**WORK INSTRUCTIONS:** Copy the entries below, from the first line up to and including the line with "y-tick-label: 0: [186, 472, 198, 494]", reproducing each line unchanged.

**ENTRIES PROVIDED:**
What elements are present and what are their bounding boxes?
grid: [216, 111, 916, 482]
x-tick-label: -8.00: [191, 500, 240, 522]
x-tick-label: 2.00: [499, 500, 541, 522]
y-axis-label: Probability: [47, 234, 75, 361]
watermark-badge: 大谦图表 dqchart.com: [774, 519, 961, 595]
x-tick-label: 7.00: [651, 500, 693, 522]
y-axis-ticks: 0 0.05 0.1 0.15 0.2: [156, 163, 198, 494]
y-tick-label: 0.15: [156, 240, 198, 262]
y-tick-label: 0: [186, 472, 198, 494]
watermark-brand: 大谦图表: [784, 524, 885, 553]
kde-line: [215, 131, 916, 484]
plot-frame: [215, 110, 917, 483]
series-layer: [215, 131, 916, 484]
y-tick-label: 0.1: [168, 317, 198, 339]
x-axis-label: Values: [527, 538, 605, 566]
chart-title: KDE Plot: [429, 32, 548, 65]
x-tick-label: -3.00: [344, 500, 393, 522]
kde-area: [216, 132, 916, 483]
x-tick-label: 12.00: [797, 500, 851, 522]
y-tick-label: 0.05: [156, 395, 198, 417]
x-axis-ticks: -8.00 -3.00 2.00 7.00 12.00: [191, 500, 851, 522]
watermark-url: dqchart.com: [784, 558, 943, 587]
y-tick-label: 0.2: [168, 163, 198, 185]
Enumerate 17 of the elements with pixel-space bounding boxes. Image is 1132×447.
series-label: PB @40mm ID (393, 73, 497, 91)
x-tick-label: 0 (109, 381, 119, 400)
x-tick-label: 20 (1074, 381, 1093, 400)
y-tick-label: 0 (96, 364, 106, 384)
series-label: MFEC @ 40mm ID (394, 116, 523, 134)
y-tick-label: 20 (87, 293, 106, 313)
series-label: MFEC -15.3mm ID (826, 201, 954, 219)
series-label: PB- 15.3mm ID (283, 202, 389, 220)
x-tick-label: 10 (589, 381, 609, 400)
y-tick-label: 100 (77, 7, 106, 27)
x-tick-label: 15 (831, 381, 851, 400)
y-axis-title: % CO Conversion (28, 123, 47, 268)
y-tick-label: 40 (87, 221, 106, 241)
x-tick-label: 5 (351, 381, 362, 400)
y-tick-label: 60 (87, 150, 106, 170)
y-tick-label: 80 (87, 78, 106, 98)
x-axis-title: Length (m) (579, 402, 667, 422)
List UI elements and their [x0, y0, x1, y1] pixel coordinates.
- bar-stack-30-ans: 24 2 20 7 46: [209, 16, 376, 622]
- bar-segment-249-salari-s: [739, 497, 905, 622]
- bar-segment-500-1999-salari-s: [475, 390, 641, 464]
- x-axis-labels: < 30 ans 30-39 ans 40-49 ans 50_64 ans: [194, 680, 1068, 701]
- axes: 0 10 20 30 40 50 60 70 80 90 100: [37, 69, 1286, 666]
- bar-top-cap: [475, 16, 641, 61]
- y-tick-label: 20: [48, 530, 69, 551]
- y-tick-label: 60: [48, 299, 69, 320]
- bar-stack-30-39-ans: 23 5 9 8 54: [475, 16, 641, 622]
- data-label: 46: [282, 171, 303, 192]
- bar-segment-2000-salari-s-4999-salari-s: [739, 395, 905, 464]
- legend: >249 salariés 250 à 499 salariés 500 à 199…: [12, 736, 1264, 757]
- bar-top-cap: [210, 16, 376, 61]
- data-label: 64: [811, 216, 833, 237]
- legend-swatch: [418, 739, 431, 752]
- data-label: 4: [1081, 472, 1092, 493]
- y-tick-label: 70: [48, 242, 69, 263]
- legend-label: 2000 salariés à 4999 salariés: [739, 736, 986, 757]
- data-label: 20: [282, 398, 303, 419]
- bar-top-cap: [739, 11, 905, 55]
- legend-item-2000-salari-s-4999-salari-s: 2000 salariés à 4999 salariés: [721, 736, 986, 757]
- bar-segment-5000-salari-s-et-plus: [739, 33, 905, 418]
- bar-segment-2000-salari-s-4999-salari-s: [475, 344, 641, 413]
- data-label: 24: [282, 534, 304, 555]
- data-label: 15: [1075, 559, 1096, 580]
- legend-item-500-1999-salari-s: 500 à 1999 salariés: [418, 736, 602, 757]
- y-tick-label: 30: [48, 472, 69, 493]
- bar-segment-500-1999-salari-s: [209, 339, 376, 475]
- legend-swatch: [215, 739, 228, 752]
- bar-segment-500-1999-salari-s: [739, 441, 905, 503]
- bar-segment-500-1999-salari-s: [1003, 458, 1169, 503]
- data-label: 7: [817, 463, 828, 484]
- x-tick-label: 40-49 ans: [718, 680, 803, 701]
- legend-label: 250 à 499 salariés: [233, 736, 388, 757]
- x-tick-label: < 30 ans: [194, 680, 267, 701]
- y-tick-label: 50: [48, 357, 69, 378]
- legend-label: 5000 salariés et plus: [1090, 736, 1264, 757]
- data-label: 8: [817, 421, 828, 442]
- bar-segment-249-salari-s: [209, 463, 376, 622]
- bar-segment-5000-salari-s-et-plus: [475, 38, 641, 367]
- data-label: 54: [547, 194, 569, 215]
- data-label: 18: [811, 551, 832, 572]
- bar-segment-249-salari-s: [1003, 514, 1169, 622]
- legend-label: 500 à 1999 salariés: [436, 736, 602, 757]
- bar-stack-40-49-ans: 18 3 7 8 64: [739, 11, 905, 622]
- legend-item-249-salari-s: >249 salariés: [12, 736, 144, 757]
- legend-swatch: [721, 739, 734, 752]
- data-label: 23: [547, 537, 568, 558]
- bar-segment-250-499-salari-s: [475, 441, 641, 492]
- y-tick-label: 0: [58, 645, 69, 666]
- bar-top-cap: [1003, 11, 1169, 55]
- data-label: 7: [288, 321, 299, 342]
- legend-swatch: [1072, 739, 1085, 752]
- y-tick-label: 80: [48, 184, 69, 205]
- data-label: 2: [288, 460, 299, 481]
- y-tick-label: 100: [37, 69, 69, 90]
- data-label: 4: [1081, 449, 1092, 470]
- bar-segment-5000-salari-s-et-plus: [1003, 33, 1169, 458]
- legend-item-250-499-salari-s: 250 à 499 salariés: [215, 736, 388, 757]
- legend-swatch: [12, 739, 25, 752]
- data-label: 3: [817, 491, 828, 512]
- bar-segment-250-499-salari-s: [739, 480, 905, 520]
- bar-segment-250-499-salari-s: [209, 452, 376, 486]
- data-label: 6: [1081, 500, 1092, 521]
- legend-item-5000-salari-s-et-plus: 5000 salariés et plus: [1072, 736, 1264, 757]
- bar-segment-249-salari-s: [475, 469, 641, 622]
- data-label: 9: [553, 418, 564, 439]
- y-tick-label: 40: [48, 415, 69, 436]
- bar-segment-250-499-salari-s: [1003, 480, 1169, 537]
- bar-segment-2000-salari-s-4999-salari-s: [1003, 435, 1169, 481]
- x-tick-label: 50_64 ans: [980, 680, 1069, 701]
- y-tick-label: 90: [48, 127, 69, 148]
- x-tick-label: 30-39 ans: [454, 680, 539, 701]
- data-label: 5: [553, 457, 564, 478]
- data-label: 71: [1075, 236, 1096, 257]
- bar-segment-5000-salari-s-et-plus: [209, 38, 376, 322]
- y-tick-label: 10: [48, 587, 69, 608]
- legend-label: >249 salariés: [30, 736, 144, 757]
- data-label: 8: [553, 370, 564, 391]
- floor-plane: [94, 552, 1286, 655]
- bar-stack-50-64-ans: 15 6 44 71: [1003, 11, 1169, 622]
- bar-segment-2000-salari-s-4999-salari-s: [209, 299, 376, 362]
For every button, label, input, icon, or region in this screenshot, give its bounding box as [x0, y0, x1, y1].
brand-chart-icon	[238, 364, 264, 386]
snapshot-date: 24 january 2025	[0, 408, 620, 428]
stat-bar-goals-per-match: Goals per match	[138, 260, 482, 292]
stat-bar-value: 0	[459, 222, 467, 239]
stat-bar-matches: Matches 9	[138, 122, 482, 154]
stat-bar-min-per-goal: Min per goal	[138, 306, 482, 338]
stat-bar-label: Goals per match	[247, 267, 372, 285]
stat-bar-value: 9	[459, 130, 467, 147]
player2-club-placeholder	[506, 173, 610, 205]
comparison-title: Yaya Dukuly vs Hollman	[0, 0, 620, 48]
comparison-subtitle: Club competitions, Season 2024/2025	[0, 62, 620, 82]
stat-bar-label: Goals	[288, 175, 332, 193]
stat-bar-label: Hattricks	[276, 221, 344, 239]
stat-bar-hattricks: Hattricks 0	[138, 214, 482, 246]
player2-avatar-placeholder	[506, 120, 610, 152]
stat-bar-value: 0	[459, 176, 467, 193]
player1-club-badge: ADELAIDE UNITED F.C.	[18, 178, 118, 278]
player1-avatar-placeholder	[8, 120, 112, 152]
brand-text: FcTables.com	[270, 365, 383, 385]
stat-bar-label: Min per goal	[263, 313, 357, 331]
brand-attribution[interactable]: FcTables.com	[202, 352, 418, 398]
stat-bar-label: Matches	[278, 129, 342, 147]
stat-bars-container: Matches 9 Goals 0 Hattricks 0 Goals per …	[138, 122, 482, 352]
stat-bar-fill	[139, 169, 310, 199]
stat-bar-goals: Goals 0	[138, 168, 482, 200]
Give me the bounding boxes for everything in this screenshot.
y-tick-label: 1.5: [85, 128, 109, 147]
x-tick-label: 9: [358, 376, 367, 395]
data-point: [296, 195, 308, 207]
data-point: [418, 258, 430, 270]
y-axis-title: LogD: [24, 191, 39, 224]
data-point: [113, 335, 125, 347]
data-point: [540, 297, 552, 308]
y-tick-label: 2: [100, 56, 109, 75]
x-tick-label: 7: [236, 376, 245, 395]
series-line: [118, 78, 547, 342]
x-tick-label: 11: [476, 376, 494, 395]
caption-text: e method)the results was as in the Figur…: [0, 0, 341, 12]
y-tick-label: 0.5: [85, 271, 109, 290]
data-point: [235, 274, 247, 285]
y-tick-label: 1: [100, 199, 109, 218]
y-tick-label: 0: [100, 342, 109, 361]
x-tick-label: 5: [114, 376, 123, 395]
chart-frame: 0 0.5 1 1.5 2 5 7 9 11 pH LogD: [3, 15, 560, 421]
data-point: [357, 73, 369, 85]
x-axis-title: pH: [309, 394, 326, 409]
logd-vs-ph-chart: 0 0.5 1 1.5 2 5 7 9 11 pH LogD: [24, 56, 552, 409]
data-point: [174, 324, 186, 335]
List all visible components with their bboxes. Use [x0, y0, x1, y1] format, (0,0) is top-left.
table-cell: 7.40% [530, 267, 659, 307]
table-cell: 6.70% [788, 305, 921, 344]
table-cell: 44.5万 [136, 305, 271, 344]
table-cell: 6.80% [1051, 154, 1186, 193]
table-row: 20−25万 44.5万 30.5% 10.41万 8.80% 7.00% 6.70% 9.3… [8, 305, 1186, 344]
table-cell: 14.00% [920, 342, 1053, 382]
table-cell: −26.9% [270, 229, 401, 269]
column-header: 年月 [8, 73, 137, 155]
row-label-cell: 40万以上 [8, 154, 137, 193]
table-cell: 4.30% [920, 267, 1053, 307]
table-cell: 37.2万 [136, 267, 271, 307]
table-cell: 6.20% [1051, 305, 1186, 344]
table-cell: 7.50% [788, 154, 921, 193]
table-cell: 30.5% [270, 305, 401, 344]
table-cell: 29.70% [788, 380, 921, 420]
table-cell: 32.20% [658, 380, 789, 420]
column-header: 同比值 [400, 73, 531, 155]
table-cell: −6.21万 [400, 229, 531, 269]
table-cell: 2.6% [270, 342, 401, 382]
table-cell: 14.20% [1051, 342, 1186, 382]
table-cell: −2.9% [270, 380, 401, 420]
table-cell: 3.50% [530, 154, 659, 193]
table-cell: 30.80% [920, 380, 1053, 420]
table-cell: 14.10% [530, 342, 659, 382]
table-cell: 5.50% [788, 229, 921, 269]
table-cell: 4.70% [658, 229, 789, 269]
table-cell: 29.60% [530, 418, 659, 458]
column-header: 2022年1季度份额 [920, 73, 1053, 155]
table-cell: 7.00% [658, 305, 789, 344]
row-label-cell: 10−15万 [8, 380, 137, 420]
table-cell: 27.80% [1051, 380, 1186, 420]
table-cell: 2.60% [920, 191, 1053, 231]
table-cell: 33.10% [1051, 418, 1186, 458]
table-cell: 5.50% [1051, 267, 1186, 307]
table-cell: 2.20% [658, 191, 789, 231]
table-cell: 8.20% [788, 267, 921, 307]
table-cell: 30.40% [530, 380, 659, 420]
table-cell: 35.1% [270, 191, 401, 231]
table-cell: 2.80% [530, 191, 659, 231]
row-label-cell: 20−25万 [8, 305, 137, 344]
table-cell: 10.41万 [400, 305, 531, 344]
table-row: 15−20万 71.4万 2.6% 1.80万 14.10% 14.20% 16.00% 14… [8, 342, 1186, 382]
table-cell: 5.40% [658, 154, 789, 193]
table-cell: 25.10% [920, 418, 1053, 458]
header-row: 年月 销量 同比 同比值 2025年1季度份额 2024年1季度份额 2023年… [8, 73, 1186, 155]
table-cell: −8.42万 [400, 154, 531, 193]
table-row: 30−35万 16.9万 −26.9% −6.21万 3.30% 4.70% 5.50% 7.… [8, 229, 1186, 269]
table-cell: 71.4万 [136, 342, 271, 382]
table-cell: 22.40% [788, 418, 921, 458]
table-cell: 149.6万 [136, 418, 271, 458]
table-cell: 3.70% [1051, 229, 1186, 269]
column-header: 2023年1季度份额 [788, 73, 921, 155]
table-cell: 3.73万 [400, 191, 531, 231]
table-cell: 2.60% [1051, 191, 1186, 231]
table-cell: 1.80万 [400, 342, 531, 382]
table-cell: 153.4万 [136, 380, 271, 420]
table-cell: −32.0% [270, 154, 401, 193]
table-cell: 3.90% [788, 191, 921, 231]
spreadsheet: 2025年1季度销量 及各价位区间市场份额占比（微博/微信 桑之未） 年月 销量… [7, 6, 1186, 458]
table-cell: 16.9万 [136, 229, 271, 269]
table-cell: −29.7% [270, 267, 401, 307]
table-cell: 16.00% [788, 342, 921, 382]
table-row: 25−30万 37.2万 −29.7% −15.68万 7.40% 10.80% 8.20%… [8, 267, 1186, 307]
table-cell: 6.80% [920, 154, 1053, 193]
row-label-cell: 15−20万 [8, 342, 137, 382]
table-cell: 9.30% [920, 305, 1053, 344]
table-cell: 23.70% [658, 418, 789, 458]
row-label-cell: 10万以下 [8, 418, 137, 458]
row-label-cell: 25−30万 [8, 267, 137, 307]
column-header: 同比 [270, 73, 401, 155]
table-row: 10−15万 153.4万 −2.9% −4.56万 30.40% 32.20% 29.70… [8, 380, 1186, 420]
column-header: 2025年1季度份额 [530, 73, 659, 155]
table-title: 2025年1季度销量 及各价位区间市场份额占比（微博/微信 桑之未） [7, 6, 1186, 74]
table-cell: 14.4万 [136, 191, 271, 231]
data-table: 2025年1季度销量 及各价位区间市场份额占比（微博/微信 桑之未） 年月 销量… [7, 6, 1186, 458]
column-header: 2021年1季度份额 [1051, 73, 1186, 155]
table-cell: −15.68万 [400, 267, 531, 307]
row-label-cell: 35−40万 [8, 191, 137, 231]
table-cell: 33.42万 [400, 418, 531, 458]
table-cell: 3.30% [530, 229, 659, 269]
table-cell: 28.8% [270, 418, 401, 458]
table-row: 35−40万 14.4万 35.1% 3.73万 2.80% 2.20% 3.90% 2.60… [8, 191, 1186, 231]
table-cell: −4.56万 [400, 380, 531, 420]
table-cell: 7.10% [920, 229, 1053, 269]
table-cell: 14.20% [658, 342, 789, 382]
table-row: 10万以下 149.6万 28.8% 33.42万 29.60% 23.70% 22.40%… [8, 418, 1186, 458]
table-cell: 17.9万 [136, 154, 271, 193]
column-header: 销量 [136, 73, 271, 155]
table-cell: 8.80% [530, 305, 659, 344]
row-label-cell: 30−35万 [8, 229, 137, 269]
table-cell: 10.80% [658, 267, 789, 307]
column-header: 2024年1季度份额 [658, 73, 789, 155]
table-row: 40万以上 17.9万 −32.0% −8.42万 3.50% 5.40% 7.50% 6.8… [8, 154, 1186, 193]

**TASK SOLUTION:**
What elements are present and what are their bounding boxes?
grid: [216, 111, 916, 482]
x-tick-label: -8.00: [191, 500, 240, 522]
x-tick-label: 2.00: [499, 500, 541, 522]
y-axis-label: Probability: [47, 234, 75, 361]
watermark-badge: 大谦图表 dqchart.com: [774, 519, 961, 595]
x-tick-label: 7.00: [651, 500, 693, 522]
y-axis-ticks: 0 0.05 0.1 0.15 0.2: [156, 163, 198, 494]
y-tick-label: 0.15: [156, 240, 198, 262]
y-tick-label: 0: [186, 472, 198, 494]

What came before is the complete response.